— START OF SUPPLIED DATA —

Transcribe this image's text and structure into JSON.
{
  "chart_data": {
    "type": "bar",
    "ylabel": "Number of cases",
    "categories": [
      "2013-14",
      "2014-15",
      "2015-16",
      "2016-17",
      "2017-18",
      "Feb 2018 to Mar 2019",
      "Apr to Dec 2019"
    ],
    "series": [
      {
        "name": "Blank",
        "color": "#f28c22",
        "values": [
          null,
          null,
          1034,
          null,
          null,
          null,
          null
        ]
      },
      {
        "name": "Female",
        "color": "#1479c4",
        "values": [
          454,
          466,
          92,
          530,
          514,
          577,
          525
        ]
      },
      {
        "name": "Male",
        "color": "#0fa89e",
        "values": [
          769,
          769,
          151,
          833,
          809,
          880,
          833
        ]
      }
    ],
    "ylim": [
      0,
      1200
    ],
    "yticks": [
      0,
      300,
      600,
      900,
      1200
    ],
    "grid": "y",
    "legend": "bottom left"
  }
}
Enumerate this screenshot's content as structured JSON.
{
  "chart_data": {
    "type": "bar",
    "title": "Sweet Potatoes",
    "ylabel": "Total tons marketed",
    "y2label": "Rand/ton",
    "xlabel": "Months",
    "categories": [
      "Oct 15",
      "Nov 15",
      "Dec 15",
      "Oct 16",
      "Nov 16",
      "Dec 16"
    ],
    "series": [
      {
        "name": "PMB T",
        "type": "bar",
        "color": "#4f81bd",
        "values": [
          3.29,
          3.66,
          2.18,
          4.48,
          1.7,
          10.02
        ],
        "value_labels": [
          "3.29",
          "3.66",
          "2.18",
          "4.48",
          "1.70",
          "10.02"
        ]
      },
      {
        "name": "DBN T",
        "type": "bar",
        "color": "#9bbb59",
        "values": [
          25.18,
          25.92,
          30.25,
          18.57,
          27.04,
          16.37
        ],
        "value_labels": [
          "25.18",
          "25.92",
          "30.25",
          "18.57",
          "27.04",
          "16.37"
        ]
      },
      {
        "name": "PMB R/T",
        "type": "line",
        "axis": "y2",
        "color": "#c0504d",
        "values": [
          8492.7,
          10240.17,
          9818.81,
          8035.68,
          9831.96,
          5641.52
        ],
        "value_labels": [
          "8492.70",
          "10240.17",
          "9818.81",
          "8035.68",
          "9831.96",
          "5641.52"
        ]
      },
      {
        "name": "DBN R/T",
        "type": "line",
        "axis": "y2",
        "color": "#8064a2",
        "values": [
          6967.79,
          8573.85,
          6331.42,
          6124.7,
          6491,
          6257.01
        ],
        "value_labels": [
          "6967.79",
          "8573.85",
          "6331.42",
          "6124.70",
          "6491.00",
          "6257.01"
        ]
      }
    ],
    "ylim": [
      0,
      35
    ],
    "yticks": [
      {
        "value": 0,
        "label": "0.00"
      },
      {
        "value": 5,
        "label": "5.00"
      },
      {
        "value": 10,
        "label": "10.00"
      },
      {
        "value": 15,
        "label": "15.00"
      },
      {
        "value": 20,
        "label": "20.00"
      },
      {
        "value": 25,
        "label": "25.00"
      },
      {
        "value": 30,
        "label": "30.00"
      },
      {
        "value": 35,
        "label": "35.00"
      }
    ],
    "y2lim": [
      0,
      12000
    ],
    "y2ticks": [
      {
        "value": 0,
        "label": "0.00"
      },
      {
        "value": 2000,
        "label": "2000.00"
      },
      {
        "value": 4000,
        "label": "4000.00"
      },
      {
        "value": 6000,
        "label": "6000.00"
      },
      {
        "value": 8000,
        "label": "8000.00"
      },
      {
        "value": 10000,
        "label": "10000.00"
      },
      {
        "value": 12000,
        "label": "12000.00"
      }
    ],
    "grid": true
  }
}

— END OF SUPPLIED DATA —

*THE REQUEST*. Every line of the records that includes the word "JSON" should be gathered.

*COMPLETED TASK*.
Transcribe this image's text and structure into JSON.
Enumerate this screenshot's content as structured JSON.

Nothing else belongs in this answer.